» Aim of the exercise
Copy everything in the listing below word for word, apart from any images.

» Provided records

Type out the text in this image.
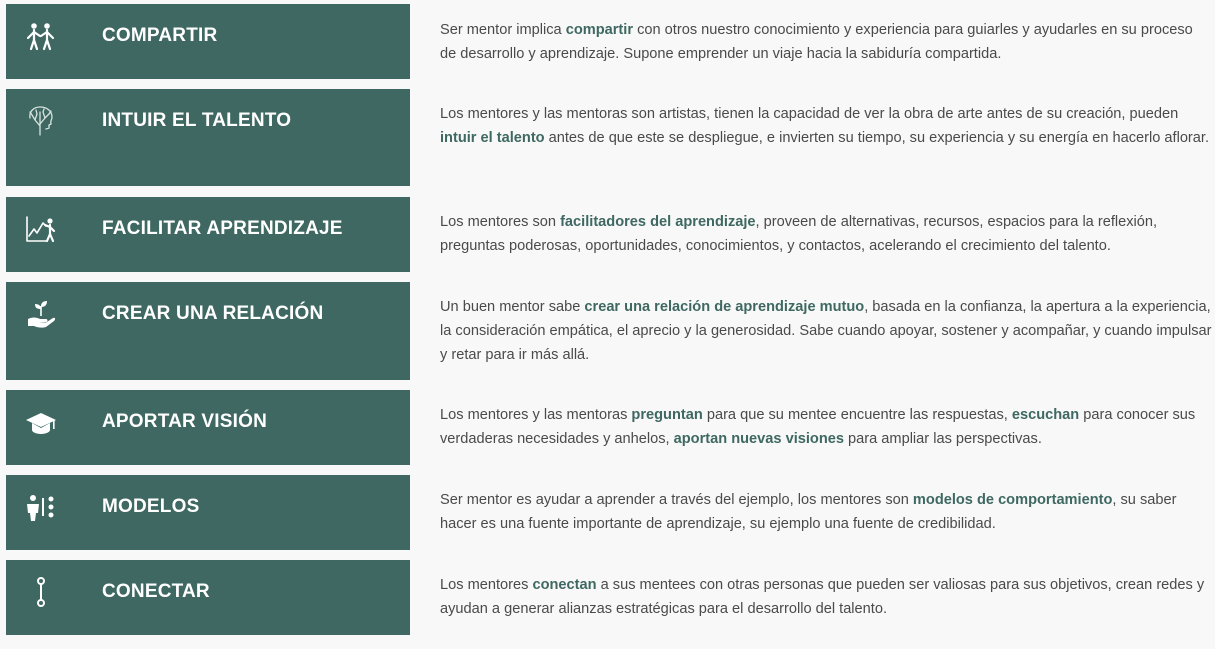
COMPARTIR	Ser mentor implica compartir con otros nuestro conocimiento y experiencia para guiarles y ayudarles en su proceso de desarrollo y aprendizaje. Supone emprender un viaje hacia la sabiduría compartida.
INTUIR EL TALENTO	Los mentores y las mentoras son artistas, tienen la capacidad de ver la obra de arte antes de su creación, pueden intuir el talento antes de que este se despliegue, e invierten su tiempo, su experiencia y su energía en hacerlo aflorar.
FACILITAR APRENDIZAJE	Los mentores son facilitadores del aprendizaje, proveen de alternativas, recursos, espacios para la reflexión, preguntas poderosas, oportunidades, conocimientos, y contactos, acelerando el crecimiento del talento.
CREAR UNA RELACIÓN	Un buen mentor sabe crear una relación de aprendizaje mutuo, basada en la confianza, la apertura a la experiencia, la consideración empática, el aprecio y la generosidad. Sabe cuando apoyar, sostener y acompañar, y cuando impulsar y retar para ir más allá.
APORTAR VISIÓN	Los mentores y las mentoras preguntan para que su mentee encuentre las respuestas, escuchan para conocer sus verdaderas necesidades y anhelos, aportan nuevas visiones para ampliar las perspectivas.
MODELOS	Ser mentor es ayudar a aprender a través del ejemplo, los mentores son modelos de comportamiento, su saber hacer es una fuente importante de aprendizaje, su ejemplo una fuente de credibilidad.
CONECTAR	Los mentores conectan a sus mentees con otras personas que pueden ser valiosas para sus objetivos, crean redes y ayudan a generar alianzas estratégicas para el desarrollo del talento.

» Expected answer
Type out the text in this image.
COMPARTIR	Ser mentor implica compartir con otros nuestro conocimiento y experiencia para guiarles y ayudarles en su proceso de desarrollo y aprendizaje. Supone emprender un viaje hacia la sabiduría compartida.
INTUIR EL TALENTO	Los mentores y las mentoras son artistas, tienen la capacidad de ver la obra de arte antes de su creación, pueden intuir el talento antes de que este se despliegue, e invierten su tiempo, su experiencia y su energía en hacerlo aflorar.
FACILITAR APRENDIZAJE	Los mentores son facilitadores del aprendizaje, proveen de alternativas, recursos, espacios para la reflexión, preguntas poderosas, oportunidades, conocimientos, y contactos, acelerando el crecimiento del talento.
CREAR UNA RELACIÓN	Un buen mentor sabe crear una relación de aprendizaje mutuo, basada en la confianza, la apertura a la experiencia, la consideración empática, el aprecio y la generosidad. Sabe cuando apoyar, sostener y acompañar, y cuando impulsar y retar para ir más allá.
APORTAR VISIÓN	Los mentores y las mentoras preguntan para que su mentee encuentre las respuestas, escuchan para conocer sus verdaderas necesidades y anhelos, aportan nuevas visiones para ampliar las perspectivas.
MODELOS	Ser mentor es ayudar a aprender a través del ejemplo, los mentores son modelos de comportamiento, su saber hacer es una fuente importante de aprendizaje, su ejemplo una fuente de credibilidad.
CONECTAR	Los mentores conectan a sus mentees con otras personas que pueden ser valiosas para sus objetivos, crean redes y ayudan a generar alianzas estratégicas para el desarrollo del talento.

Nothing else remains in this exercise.